#### Instructions to follow:
Check every line of the data below for "islandesa". Copy each one that has it.

*** Records provided ***

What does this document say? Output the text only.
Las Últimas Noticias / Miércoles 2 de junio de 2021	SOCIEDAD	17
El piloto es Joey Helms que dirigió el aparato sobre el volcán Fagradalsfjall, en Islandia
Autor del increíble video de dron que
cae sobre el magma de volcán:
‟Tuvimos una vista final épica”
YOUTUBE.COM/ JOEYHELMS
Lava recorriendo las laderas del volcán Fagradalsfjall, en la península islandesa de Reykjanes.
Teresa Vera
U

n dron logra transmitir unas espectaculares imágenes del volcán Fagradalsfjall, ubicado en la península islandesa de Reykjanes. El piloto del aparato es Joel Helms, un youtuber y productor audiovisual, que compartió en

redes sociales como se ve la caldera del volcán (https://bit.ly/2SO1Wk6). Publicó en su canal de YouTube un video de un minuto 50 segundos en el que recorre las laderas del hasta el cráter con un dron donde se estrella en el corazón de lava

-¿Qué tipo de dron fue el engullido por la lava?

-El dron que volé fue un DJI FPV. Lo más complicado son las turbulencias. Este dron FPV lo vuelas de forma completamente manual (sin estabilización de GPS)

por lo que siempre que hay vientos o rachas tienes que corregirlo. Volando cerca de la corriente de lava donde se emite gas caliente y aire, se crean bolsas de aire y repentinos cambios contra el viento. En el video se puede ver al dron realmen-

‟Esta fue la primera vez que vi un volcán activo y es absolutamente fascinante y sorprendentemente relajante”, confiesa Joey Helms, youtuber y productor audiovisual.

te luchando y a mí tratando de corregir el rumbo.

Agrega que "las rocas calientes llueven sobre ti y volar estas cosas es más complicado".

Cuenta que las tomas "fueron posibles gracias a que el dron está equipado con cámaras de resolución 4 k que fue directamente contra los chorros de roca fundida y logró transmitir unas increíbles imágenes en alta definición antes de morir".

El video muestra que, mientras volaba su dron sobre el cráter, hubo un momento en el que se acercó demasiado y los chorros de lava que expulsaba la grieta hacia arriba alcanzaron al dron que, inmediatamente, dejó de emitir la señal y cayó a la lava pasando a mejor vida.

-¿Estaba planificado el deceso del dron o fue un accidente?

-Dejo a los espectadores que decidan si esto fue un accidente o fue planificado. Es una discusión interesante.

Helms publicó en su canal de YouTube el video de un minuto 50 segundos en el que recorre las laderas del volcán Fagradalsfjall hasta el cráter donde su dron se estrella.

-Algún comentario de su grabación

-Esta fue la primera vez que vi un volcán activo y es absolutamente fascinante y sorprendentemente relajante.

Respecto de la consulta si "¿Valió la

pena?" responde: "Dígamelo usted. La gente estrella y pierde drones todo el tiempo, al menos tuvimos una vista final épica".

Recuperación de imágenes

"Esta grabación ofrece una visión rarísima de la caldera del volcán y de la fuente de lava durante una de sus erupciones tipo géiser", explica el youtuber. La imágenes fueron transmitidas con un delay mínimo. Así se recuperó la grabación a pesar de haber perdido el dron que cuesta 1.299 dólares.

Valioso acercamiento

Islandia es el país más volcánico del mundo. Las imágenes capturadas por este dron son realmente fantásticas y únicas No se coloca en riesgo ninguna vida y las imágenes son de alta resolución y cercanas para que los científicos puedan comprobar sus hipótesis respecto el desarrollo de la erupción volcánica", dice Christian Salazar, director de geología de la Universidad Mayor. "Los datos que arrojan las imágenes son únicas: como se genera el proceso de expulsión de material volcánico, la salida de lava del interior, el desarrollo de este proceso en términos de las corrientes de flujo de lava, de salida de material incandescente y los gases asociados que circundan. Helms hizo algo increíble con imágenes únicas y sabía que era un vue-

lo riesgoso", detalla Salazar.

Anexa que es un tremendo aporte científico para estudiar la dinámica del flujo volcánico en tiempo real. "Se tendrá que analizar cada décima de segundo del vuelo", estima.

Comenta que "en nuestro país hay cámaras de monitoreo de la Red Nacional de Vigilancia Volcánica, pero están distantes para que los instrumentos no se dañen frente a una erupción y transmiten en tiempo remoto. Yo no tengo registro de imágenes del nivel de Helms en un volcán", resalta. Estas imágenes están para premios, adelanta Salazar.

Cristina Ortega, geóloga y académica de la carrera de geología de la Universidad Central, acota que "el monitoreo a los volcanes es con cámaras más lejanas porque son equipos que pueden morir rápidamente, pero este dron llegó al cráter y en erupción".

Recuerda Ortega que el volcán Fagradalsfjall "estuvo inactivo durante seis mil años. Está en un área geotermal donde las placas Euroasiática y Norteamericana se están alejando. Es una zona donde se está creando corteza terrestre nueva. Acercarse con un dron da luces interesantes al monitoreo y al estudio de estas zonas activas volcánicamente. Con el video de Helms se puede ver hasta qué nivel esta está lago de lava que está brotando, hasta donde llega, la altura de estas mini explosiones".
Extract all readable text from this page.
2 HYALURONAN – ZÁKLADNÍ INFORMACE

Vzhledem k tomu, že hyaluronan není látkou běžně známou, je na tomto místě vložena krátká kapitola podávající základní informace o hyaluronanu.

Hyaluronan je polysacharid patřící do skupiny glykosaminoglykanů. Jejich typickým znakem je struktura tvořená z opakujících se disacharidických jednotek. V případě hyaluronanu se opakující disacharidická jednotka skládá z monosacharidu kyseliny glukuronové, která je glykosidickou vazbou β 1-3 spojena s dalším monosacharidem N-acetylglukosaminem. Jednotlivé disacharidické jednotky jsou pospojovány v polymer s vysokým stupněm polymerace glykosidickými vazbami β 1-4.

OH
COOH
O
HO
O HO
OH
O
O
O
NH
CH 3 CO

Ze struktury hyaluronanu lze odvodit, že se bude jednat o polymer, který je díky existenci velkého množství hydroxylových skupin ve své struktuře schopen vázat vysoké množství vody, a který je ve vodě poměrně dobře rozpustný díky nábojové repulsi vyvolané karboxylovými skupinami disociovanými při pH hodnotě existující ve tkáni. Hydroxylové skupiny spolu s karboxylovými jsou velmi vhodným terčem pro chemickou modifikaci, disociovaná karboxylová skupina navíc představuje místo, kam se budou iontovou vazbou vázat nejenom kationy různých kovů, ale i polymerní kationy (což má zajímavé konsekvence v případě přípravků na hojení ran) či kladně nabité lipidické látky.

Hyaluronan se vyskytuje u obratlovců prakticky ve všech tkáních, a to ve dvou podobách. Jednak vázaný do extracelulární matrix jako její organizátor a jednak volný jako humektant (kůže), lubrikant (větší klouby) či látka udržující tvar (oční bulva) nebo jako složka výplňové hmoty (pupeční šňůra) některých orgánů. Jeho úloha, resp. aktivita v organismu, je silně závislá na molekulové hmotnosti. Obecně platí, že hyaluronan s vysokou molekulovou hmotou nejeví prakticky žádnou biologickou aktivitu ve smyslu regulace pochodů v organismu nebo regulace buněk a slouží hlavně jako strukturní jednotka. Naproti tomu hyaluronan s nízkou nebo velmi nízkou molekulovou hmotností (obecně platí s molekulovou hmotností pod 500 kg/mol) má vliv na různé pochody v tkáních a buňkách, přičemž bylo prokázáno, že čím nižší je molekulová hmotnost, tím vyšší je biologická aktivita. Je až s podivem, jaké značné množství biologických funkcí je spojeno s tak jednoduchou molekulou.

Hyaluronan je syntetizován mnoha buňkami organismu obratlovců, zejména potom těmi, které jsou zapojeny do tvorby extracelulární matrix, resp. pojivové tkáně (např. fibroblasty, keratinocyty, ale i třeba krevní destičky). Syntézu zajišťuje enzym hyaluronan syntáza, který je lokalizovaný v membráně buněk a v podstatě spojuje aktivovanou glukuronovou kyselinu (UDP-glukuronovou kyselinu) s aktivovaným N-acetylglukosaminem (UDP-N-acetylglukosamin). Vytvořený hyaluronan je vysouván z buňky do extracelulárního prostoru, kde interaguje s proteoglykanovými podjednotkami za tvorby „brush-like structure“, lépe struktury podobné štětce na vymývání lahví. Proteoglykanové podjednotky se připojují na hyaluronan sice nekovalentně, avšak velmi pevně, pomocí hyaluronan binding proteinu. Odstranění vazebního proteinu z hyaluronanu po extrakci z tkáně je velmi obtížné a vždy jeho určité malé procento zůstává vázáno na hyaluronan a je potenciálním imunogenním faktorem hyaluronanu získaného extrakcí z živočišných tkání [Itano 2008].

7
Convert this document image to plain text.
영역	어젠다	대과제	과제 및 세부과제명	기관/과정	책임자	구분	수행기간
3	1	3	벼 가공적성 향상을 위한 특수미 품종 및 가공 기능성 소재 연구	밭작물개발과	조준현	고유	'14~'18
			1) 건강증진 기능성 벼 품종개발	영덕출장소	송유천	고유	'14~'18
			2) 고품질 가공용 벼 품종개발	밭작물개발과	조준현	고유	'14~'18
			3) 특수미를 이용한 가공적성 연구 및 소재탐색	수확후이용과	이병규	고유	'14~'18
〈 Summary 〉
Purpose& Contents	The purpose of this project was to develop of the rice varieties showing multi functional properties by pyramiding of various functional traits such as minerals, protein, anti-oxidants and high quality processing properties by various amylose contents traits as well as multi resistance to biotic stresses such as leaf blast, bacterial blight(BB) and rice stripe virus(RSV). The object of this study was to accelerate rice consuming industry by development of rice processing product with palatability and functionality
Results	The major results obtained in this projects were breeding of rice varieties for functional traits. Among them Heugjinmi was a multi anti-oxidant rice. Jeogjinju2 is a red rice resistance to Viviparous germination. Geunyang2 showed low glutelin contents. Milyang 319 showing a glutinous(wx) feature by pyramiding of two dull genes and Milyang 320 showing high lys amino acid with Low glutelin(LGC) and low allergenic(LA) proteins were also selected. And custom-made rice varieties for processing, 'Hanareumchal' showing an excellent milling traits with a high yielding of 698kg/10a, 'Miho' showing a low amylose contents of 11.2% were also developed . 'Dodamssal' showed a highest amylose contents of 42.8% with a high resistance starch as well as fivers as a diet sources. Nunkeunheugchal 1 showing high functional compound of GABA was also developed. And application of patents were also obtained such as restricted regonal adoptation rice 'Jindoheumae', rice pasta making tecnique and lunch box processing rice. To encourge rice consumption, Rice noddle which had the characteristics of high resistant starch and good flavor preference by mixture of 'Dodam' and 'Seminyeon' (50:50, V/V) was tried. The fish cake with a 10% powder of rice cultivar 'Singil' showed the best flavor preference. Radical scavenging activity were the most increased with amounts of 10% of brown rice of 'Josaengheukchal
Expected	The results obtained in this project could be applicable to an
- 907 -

***

#### Result of this exercise:
Lava recorriendo las laderas del volcán Fagradalsfjall, en la península islandesa de Reykjanes.
n dron logra transmitir unas espectaculares imágenes del volcán Fagradalsfjall, ubicado en la península islandesa de Reykjanes. El piloto del aparato es Joel Helms, un youtuber y productor audiovisual, que compartió en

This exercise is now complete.